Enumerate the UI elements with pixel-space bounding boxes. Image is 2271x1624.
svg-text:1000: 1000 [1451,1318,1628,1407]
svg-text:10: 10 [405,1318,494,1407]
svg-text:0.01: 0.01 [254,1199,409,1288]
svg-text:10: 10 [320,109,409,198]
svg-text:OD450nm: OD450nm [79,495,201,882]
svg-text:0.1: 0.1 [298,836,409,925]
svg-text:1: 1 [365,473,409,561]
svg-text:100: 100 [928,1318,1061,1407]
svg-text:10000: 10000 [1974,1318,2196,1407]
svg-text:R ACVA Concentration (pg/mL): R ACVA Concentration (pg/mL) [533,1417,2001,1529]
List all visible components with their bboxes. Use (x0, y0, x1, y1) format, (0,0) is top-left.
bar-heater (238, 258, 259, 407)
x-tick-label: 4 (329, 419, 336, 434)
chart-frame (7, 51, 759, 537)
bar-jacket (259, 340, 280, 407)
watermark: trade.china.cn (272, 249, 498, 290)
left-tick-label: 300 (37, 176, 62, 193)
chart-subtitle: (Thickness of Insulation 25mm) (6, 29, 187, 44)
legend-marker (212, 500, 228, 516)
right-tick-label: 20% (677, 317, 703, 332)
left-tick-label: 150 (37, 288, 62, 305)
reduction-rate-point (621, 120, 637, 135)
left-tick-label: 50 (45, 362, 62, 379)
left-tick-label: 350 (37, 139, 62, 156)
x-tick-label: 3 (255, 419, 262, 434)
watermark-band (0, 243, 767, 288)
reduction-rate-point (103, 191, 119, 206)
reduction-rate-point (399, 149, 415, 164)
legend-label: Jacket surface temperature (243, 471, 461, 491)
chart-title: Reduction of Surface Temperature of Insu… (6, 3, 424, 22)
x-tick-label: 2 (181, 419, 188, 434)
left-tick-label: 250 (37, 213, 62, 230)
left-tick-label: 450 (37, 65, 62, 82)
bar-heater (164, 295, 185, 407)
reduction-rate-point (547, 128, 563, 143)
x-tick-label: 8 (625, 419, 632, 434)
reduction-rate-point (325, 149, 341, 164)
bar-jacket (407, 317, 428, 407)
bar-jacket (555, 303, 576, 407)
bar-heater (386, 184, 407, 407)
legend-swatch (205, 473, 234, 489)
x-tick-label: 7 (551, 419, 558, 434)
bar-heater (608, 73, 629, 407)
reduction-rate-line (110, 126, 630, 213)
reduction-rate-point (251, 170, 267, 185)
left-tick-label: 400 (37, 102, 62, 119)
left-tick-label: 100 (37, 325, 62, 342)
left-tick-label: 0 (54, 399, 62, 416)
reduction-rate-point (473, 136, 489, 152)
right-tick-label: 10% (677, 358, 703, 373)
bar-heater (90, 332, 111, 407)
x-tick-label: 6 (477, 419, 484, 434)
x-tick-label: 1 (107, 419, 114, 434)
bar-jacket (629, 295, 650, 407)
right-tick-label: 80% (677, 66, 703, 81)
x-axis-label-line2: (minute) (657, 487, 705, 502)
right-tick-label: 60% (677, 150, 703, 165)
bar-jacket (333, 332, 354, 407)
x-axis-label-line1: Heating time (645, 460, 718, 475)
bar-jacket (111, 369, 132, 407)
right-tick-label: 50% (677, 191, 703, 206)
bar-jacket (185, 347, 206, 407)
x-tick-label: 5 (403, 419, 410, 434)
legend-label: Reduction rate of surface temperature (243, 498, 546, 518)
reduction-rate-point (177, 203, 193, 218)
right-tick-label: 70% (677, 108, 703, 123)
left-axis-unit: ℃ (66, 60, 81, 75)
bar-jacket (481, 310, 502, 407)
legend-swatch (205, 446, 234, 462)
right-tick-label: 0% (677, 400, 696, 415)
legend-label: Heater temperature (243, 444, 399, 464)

* * *

## TASK BRIEF
Retype the whole listing above, line for line, without changing anything.

## RESULT
Enumerate the UI elements with pixel-space bounding boxes. Image is 2271x1624.
svg-text:1000: 1000 [1451,1318,1628,1407]
svg-text:10: 10 [405,1318,494,1407]
svg-text:0.01: 0.01 [254,1199,409,1288]
svg-text:10: 10 [320,109,409,198]
svg-text:OD450nm: OD450nm [79,495,201,882]
svg-text:0.1: 0.1 [298,836,409,925]
svg-text:1: 1 [365,473,409,561]
svg-text:100: 100 [928,1318,1061,1407]
svg-text:10000: 10000 [1974,1318,2196,1407]
svg-text:R ACVA Concentration (pg/mL): R ACVA Concentration (pg/mL) [533,1417,2001,1529]
List all visible components with their bboxes. Use (x0, y0, x1, y1) format, (0,0) is top-left.
bar-heater (238, 258, 259, 407)
x-tick-label: 4 (329, 419, 336, 434)
chart-frame (7, 51, 759, 537)
bar-jacket (259, 340, 280, 407)
watermark: trade.china.cn (272, 249, 498, 290)
left-tick-label: 300 (37, 176, 62, 193)
chart-subtitle: (Thickness of Insulation 25mm) (6, 29, 187, 44)
legend-marker (212, 500, 228, 516)
right-tick-label: 20% (677, 317, 703, 332)
left-tick-label: 150 (37, 288, 62, 305)
reduction-rate-point (621, 120, 637, 135)
left-tick-label: 50 (45, 362, 62, 379)
left-tick-label: 350 (37, 139, 62, 156)
x-tick-label: 3 (255, 419, 262, 434)
watermark-band (0, 243, 767, 288)
reduction-rate-point (103, 191, 119, 206)
reduction-rate-point (399, 149, 415, 164)
legend-label: Jacket surface temperature (243, 471, 461, 491)
chart-title: Reduction of Surface Temperature of Insu… (6, 3, 424, 22)
x-tick-label: 2 (181, 419, 188, 434)
left-tick-label: 250 (37, 213, 62, 230)
left-tick-label: 450 (37, 65, 62, 82)
bar-heater (164, 295, 185, 407)
reduction-rate-point (547, 128, 563, 143)
x-tick-label: 8 (625, 419, 632, 434)
reduction-rate-point (325, 149, 341, 164)
bar-jacket (407, 317, 428, 407)
bar-jacket (555, 303, 576, 407)
bar-heater (386, 184, 407, 407)
legend-swatch (205, 473, 234, 489)
x-tick-label: 7 (551, 419, 558, 434)
bar-heater (608, 73, 629, 407)
reduction-rate-line (110, 126, 630, 213)
reduction-rate-point (251, 170, 267, 185)
left-tick-label: 400 (37, 102, 62, 119)
left-tick-label: 100 (37, 325, 62, 342)
left-tick-label: 0 (54, 399, 62, 416)
reduction-rate-point (473, 136, 489, 152)
right-tick-label: 10% (677, 358, 703, 373)
bar-heater (90, 332, 111, 407)
x-tick-label: 6 (477, 419, 484, 434)
x-tick-label: 1 (107, 419, 114, 434)
bar-jacket (629, 295, 650, 407)
right-tick-label: 80% (677, 66, 703, 81)
x-axis-label-line2: (minute) (657, 487, 705, 502)
right-tick-label: 60% (677, 150, 703, 165)
bar-jacket (333, 332, 354, 407)
x-axis-label-line1: Heating time (645, 460, 718, 475)
bar-jacket (111, 369, 132, 407)
right-tick-label: 50% (677, 191, 703, 206)
bar-jacket (185, 347, 206, 407)
x-tick-label: 5 (403, 419, 410, 434)
legend-label: Reduction rate of surface temperature (243, 498, 546, 518)
reduction-rate-point (177, 203, 193, 218)
right-tick-label: 70% (677, 108, 703, 123)
left-axis-unit: ℃ (66, 60, 81, 75)
bar-jacket (481, 310, 502, 407)
legend-swatch (205, 446, 234, 462)
right-tick-label: 0% (677, 400, 696, 415)
legend-label: Heater temperature (243, 444, 399, 464)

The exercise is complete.